## Your goal
Track down each line that has the word "pollutions" and copy it.

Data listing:

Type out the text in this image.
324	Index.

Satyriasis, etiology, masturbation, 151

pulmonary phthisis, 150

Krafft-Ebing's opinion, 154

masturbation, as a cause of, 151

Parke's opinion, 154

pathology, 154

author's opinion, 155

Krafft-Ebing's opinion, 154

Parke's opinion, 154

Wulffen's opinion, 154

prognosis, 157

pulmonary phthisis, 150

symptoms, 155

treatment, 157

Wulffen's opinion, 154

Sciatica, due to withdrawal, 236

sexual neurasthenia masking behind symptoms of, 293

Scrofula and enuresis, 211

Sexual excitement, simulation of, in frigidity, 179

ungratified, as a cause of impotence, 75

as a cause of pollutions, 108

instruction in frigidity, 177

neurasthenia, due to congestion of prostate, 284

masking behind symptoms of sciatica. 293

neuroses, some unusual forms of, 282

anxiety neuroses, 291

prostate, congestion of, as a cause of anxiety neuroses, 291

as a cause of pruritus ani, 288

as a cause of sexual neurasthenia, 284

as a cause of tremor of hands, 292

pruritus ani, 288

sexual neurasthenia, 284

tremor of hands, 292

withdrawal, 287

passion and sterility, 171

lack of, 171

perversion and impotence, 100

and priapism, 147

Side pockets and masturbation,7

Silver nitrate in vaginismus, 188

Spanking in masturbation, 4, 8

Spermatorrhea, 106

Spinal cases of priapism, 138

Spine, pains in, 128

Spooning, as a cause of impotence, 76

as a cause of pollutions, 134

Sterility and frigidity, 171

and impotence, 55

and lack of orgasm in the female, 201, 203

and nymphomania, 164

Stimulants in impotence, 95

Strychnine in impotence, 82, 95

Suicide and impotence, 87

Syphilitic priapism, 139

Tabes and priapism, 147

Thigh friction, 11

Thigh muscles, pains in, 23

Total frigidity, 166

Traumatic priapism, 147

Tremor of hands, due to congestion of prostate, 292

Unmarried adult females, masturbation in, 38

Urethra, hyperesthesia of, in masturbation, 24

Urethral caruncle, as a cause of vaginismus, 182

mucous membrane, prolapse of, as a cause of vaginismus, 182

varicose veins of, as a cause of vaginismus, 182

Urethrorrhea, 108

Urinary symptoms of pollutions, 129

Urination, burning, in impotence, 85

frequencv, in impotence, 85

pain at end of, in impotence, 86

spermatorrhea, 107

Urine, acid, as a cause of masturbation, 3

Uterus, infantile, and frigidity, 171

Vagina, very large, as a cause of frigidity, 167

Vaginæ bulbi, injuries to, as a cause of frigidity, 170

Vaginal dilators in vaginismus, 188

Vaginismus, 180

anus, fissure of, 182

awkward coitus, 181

## Answer for the task
as a cause of pollutions, 108
as a cause of pollutions, 134
Urinary symptoms of pollutions, 129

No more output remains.